>> BEGIN

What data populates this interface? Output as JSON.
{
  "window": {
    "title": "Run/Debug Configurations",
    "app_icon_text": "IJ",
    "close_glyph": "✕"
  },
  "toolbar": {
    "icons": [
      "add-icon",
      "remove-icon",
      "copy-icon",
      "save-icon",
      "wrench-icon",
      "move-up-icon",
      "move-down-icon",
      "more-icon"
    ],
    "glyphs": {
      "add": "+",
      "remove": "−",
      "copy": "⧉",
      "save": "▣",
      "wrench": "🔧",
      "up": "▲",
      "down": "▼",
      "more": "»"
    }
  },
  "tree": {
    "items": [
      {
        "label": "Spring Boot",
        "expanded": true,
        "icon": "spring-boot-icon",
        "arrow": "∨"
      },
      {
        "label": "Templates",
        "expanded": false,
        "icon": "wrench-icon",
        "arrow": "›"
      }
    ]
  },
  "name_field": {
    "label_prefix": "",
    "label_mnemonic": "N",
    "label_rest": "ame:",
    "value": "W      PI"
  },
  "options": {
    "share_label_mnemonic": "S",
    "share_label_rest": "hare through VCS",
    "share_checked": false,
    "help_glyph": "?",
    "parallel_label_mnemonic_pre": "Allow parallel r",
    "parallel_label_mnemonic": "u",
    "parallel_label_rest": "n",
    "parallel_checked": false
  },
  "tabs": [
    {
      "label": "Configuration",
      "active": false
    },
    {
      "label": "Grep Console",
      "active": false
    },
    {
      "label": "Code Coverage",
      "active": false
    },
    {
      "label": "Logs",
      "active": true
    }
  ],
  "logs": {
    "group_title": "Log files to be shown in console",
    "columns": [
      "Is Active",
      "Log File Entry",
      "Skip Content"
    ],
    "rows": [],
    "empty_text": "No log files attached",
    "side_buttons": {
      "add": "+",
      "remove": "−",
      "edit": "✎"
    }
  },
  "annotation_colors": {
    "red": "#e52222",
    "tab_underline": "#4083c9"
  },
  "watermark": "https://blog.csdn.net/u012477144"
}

>> END

Write the entire listing out again, word for word.

What data populates this interface? Output as JSON.
{
  "window": {
    "title": "Run/Debug Configurations",
    "app_icon_text": "IJ",
    "close_glyph": "✕"
  },
  "toolbar": {
    "icons": [
      "add-icon",
      "remove-icon",
      "copy-icon",
      "save-icon",
      "wrench-icon",
      "move-up-icon",
      "move-down-icon",
      "more-icon"
    ],
    "glyphs": {
      "add": "+",
      "remove": "−",
      "copy": "⧉",
      "save": "▣",
      "wrench": "🔧",
      "up": "▲",
      "down": "▼",
      "more": "»"
    }
  },
  "tree": {
    "items": [
      {
        "label": "Spring Boot",
        "expanded": true,
        "icon": "spring-boot-icon",
        "arrow": "∨"
      },
      {
        "label": "Templates",
        "expanded": false,
        "icon": "wrench-icon",
        "arrow": "›"
      }
    ]
  },
  "name_field": {
    "label_prefix": "",
    "label_mnemonic": "N",
    "label_rest": "ame:",
    "value": "W      PI"
  },
  "options": {
    "share_label_mnemonic": "S",
    "share_label_rest": "hare through VCS",
    "share_checked": false,
    "help_glyph": "?",
    "parallel_label_mnemonic_pre": "Allow parallel r",
    "parallel_label_mnemonic": "u",
    "parallel_label_rest": "n",
    "parallel_checked": false
  },
  "tabs": [
    {
      "label": "Configuration",
      "active": false
    },
    {
      "label": "Grep Console",
      "active": false
    },
    {
      "label": "Code Coverage",
      "active": false
    },
    {
      "label": "Logs",
      "active": true
    }
  ],
  "logs": {
    "group_title": "Log files to be shown in console",
    "columns": [
      "Is Active",
      "Log File Entry",
      "Skip Content"
    ],
    "rows": [],
    "empty_text": "No log files attached",
    "side_buttons": {
      "add": "+",
      "remove": "−",
      "edit": "✎"
    }
  },
  "annotation_colors": {
    "red": "#e52222",
    "tab_underline": "#4083c9"
  },
  "watermark": "https://blog.csdn.net/u012477144"
}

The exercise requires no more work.